La Turquie et l’Union Européenne : état des lieux en août 2011
07/08/2011
Après le troisième succès électoral de l’AKP turc de Recep Erdogan, réunissant près de 50% des voix aux élections législatives, qu’en est-il de la question de l’adhésion turque à l’Union Européenne, principale revendication du parti lorsqu’il s’est imposé la première fois ?
Nous, euro-socialistes, avons toujours considéré que le pro-européisme d’Erdogan n’était qu’une façade pour dissimuler un calendrier islamiste de moins en moins caché d’ailleurs, et une stratégie pour affaiblir le principal contre-pouvoir turc, et défenseur de l’héritage kémaliste, l’armée. Bien sûr, dans un état démocratique digne de ce nom, il n’est pas normal que l’armée puisse déterminer la politique de la nation, et bien évidemment qu’elle intervienne pour démettre un gouvernement qui lui déplairait. Mais la démocratie est un combat de tous les jours, résulte toujours d’une démopédie efficiente, et ne se décrète pas. Rome ne s’est pas faite en un jour.
Lorsque Mustafa Kemal fonda l’état turc moderne, il savait que le pays n’était pas encore prêt pour la démocratie, de même que le maréchal Pilsudski en Pologne avait été contraint de tenir le pays avec une certaine poigne à une époque où certains autoritarismes populaires voulaient s’imposer. Il avait analysé le principal obstacle à sa politique d’européanisation, qui restait néanmoins nationaliste, à savoir l’islamisme. Il avait cependant été contraint de tempérer son hostilité à l’islam par réalisme politique, dans un pays très majoritairement musulman et qui liait son identité nationale à cette religion. Pour Kemal, islam et démocratie étaient incompatibles, et la démocratie ne résulterait que de la victoire des idées nationales en version européanisées sur cette tradition qui lui paraissait étrangère.

## Exercice écrit A
Recopiez fidèlement le passage de l'article sur la Turquie et l'Union européenne qui va de « Lorsque Mustafa Kemal » à « lui paraissait étrangère. ».
## Exercice écrit B
Relevez tous les noms de personnes cités dans l'article sur la Turquie et l'Union européenne.

Lignes d'un jeu de données
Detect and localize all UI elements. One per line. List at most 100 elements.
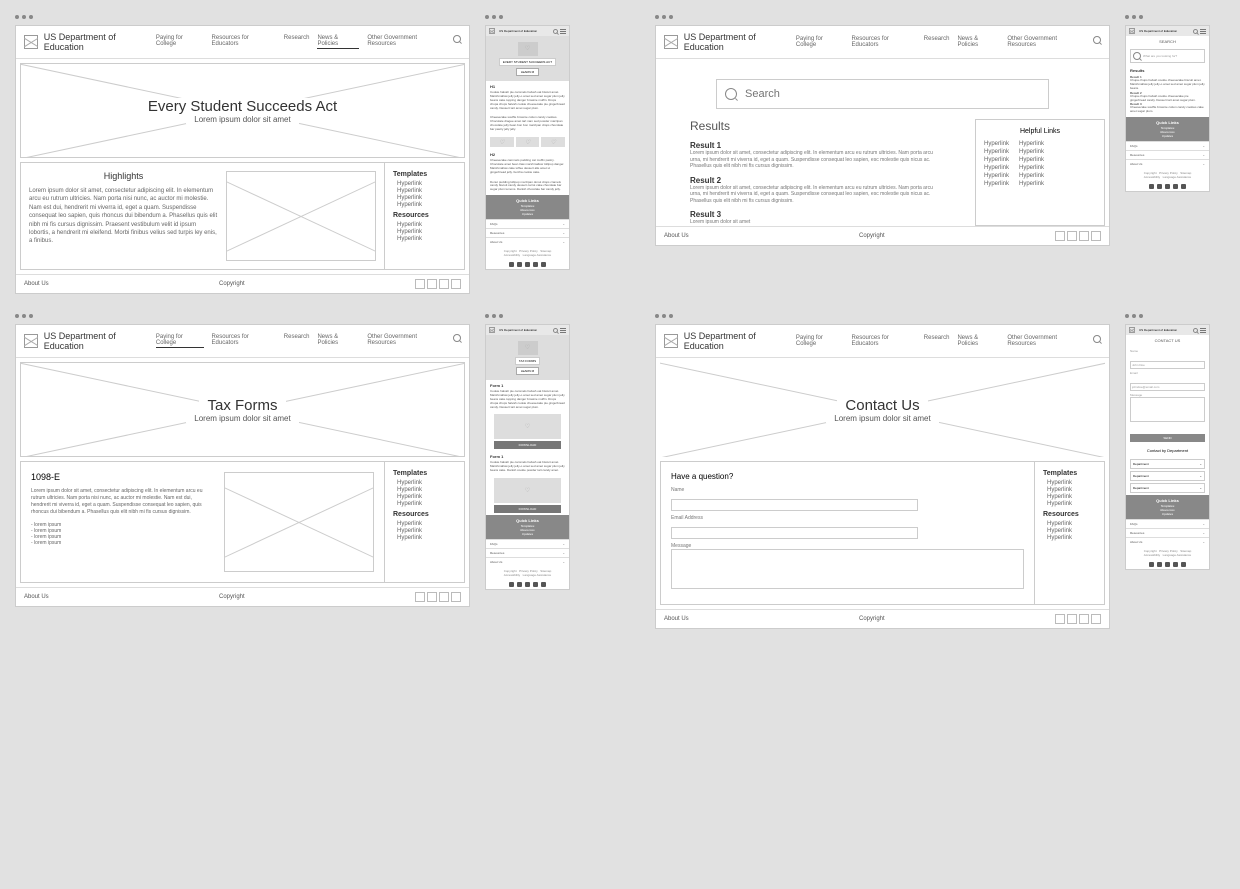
search-icon[interactable] xyxy=(553,328,558,333)
accordion-resources[interactable]: Resources⌄ xyxy=(486,228,569,237)
footer-link[interactable]: About Us xyxy=(664,616,689,622)
nav-item[interactable]: Resources for Educators xyxy=(852,335,916,347)
site-title: US Department of Education xyxy=(44,331,156,351)
menu-icon[interactable] xyxy=(560,328,566,333)
nav-item[interactable]: Resources for Educators xyxy=(212,35,276,49)
highlights-panel: Highlights Lorem ipsum dolor sit amet, c… xyxy=(20,162,385,270)
name-input[interactable] xyxy=(1130,361,1205,369)
sidebar-link[interactable]: Hyperlink xyxy=(393,181,456,187)
menu-icon[interactable] xyxy=(560,29,566,34)
copyright: Copyright xyxy=(219,594,245,600)
department-select[interactable]: Department⌄ xyxy=(1130,471,1205,481)
nav-item[interactable]: Research xyxy=(284,334,310,348)
sidebar-link[interactable]: Hyperlink xyxy=(393,202,456,208)
dept-heading: Contact by Department xyxy=(1126,444,1209,457)
contact-heading: CONTACT US xyxy=(1126,335,1209,346)
nav-item[interactable]: Research xyxy=(924,335,950,347)
search-icon[interactable] xyxy=(453,334,461,342)
department-select[interactable]: Department⌄ xyxy=(1130,459,1205,469)
site-title: US Department of Education xyxy=(44,32,156,52)
nav-item[interactable]: Research xyxy=(924,36,950,48)
search-icon xyxy=(725,88,737,100)
accordion-faqs[interactable]: FAQs⌄ xyxy=(486,539,569,548)
nav-item[interactable]: Resources for Educators xyxy=(212,334,276,348)
social-icons[interactable] xyxy=(1055,231,1101,241)
nav-item[interactable]: Paying for College xyxy=(796,36,844,48)
footer-link[interactable]: About Us xyxy=(664,233,689,239)
accordion-resources[interactable]: Resources⌄ xyxy=(1126,150,1209,159)
accordion-resources[interactable]: Resources⌄ xyxy=(486,548,569,557)
hero-label: EVERY STUDENT SUCCEEDS ACT xyxy=(499,58,556,66)
search-icon[interactable] xyxy=(1193,328,1198,333)
footer-link[interactable]: About Us xyxy=(24,594,49,600)
accordion-about[interactable]: About Us⌄ xyxy=(486,557,569,566)
nav-item[interactable]: Other Government Resources xyxy=(367,334,445,348)
social-icons[interactable] xyxy=(1055,614,1101,624)
search-input[interactable] xyxy=(745,88,1040,100)
search-icon[interactable] xyxy=(553,29,558,34)
accordion-about[interactable]: About Us⌄ xyxy=(486,237,569,246)
nav-item[interactable]: Resources for Educators xyxy=(852,36,916,48)
sidebar-link[interactable]: Hyperlink xyxy=(393,236,456,242)
social-icons[interactable] xyxy=(486,580,569,589)
nav-item[interactable]: Paying for College xyxy=(156,35,204,49)
search-heading: Search xyxy=(1126,36,1209,47)
result-title[interactable]: Result 3 xyxy=(690,210,945,219)
nav-item[interactable]: News & Policies xyxy=(957,335,999,347)
accordion-faqs[interactable]: FAQs⌄ xyxy=(486,219,569,228)
nav-item[interactable]: News & Policies xyxy=(957,36,999,48)
link[interactable]: Hyperlink xyxy=(984,141,1009,147)
message-input[interactable] xyxy=(1130,397,1205,422)
accordion-about[interactable]: About Us⌄ xyxy=(1126,159,1209,168)
nav-item[interactable]: Research xyxy=(284,35,310,49)
social-icons[interactable] xyxy=(1126,560,1209,569)
search-icon[interactable] xyxy=(453,35,461,43)
accordion-faqs[interactable]: FAQs⌄ xyxy=(1126,519,1209,528)
sidebar-link[interactable]: Hyperlink xyxy=(393,195,456,201)
download-button[interactable]: DOWNLOAD xyxy=(494,441,561,449)
search-icon[interactable] xyxy=(1093,36,1101,44)
search-icon[interactable] xyxy=(1193,29,1198,34)
logo-icon xyxy=(1129,327,1135,333)
accordion-faqs[interactable]: FAQs⌄ xyxy=(1126,141,1209,150)
sidebar-link[interactable]: Hyperlink xyxy=(393,229,456,235)
main-nav: Paying for College Resources for Educato… xyxy=(796,335,1101,347)
result-title[interactable]: Result 1 xyxy=(690,141,945,150)
nav-item-active[interactable]: Paying for College xyxy=(156,334,204,348)
accordion-about[interactable]: About Us⌄ xyxy=(1126,537,1209,546)
social-icons[interactable] xyxy=(486,260,569,269)
sidebar-heading: Resources xyxy=(393,212,456,219)
email-input[interactable] xyxy=(1130,383,1205,391)
sidebar-link[interactable]: Hyperlink xyxy=(393,188,456,194)
learn-more-button[interactable]: LEARN M xyxy=(516,68,539,76)
menu-icon[interactable] xyxy=(1200,29,1206,34)
social-icons[interactable] xyxy=(415,592,461,602)
results: Results Result 1Chupa chups halvah cooki… xyxy=(1126,65,1209,117)
nav-item[interactable]: Paying for College xyxy=(796,335,844,347)
email-input[interactable] xyxy=(671,527,918,539)
menu-icon[interactable] xyxy=(1200,328,1206,333)
footer-link[interactable]: About Us xyxy=(24,281,49,287)
sidebar-link[interactable]: Hyperlink xyxy=(393,480,456,486)
social-icons[interactable] xyxy=(1126,182,1209,191)
search-input[interactable]: What are you looking for? xyxy=(1130,49,1205,63)
mobile-header: US Department of Education xyxy=(486,26,569,36)
nav-item-active[interactable]: News & Policies xyxy=(317,35,359,49)
download-button[interactable]: DOWNLOAD xyxy=(494,505,561,513)
nav-item[interactable]: Other Government Resources xyxy=(1007,36,1085,48)
name-input[interactable] xyxy=(671,499,918,511)
learn-more-button[interactable]: LEARN M xyxy=(516,367,539,375)
result-title[interactable]: Result 2 xyxy=(690,176,945,185)
send-button[interactable]: SEND xyxy=(1130,434,1205,442)
search-icon[interactable] xyxy=(1093,335,1101,343)
nav-item[interactable]: News & Policies xyxy=(317,334,359,348)
accordion-resources[interactable]: Resources⌄ xyxy=(1126,528,1209,537)
nav-item[interactable]: Other Government Resources xyxy=(367,35,445,49)
message-input[interactable] xyxy=(671,549,1024,589)
image-placeholder xyxy=(226,171,376,261)
nav-item[interactable]: Other Government Resources xyxy=(1007,335,1085,347)
logo-icon xyxy=(664,334,678,348)
department-select[interactable]: Department⌄ xyxy=(1130,483,1205,493)
social-icons[interactable] xyxy=(415,279,461,289)
sidebar-link[interactable]: Hyperlink xyxy=(393,222,456,228)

## Réponse A
Lorsque Mustafa Kemal fonda l’état turc moderne, il savait que le pays n’était pas encore prêt pour la démocratie, de même que le maréchal Pilsudski en Pologne avait été contraint de tenir le pays avec une certaine poigne à une époque où certains autoritarismes populaires voulaient s’imposer. Il avait analysé le principal obstacle à sa politique d’européanisation, qui restait néanmoins nationaliste, à savoir l’islamisme. Il avait cependant été contraint de tempérer son hostilité à l’islam par réalisme politique, dans un pays très majoritairement musulman et qui liait son identité nationale à cette religion. Pour Kemal, islam et démocratie étaient incompatibles, et la démocratie ne résulterait que de la victoire des idées nationales en version européanisées sur cette tradition qui lui paraissait étrangère.

## Réponse B
Recep Erdogan
Mustafa Kemal
le maréchal Pilsudski